Set task A = Can you shorten the paragraph in the match report that begins "A losing bonus point will come" while keeping its main facts?
Set task B = Output the passage of the match report starting at "Captain Owen Farrell" and ending at "of last season.", copied word for word.

Text provided =

======

Scotland 6-13 England: Visitors reclaim Calcutta Cup and keep Six Nations title hopes alive

Media caption,

Six Nations highlights: Scotland 6-13 England

Six Nations

Scotland (0) 6

Pens: Hastings 2

England (3) 13

Try: Genge Con: Farrell Pens: Farrell 2

England won back the Calcutta Cup and kept their Six Nations title hopes alive with a turgid victory over Scotland in awful weather conditions.

Ellis Genge barrelled home for the only try with 10 minutes remaining as driving rain and strong gusts made for a disrupted, error-ridden contest at Murrayfield.

The result meant Scotland fell short of a third-straight Calcutta Cup, but England climb level on points with second-placed Wales, four adrift of unbeaten leaders Ireland.

Captain Owen Farrell struck a penalty in either half, missing three more attempts from the tee as the weather contributed to a low-scoring affair.

Adam Hastings replied twice for Scotland, his 78th-minute kick ensuring Gregor Townsend's men pick up a second losing bonus point in as many weekends.

'Rugby from another dimension'

This was a much-needed victory for England after a bruising loss in Paris. Eddie Jones' men just about deserved it, but the contest was wretched, a million miles from the epic 38-38 draw of last season.

A losing bonus point will come as small comfort to Townsend. The Scots found it ferociously difficult to live with Sam Underhill and Tom Curry at the breakdown and impossible to catch their own ball in the line-out. The key moment was a dreadful mistake by Stuart Hogg, for the second week running.

Storm Ciara was due to blow into town in time for the kick-off and, sure enough, an hour or so before it all began, she fetched up with her rain and her gales bringing any notion of an attacking spectacle to its knees.

It was brutal out there. Scotland lost five line-outs, and precious momentum, in the opening 40 minutes - some down to crass errors, most of them due to the foul conditions. England, who couldn't have been playing more conservatively had they all taken the field with Tory party rosettes on their jerseys, lost two.

======

Information shown =
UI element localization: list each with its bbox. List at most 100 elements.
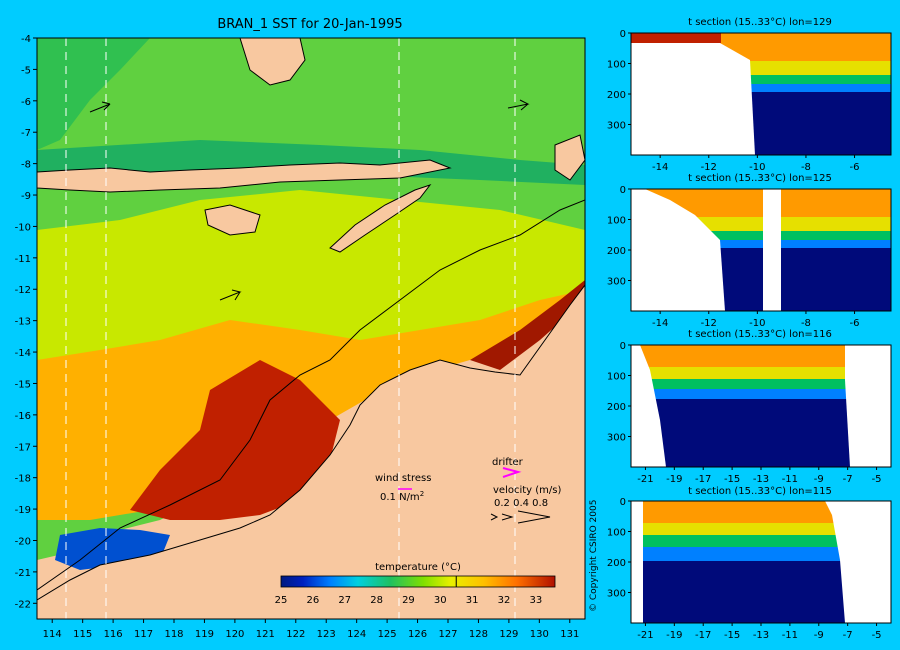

======

Worked solution A = A losing bonus point offers Townsend little comfort. Scotland struggled badly against Sam Underhill and Tom Curry at the breakdown and could not catch their own line-out ball. The decisive moment was another dreadful Stuart Hogg mistake, the second week in a row.

Worked solution B =
Captain Owen Farrell struck a penalty in either half, missing three more attempts from the tee as the weather contributed to a low-scoring affair.

Adam Hastings replied twice for Scotland, his 78th-minute kick ensuring Gregor Townsend's men pick up a second losing bonus point in as many weekends.

'Rugby from another dimension'

This was a much-needed victory for England after a bruising loss in Paris. Eddie Jones' men just about deserved it, but the contest was wretched, a million miles from the epic 38-38 draw of last season.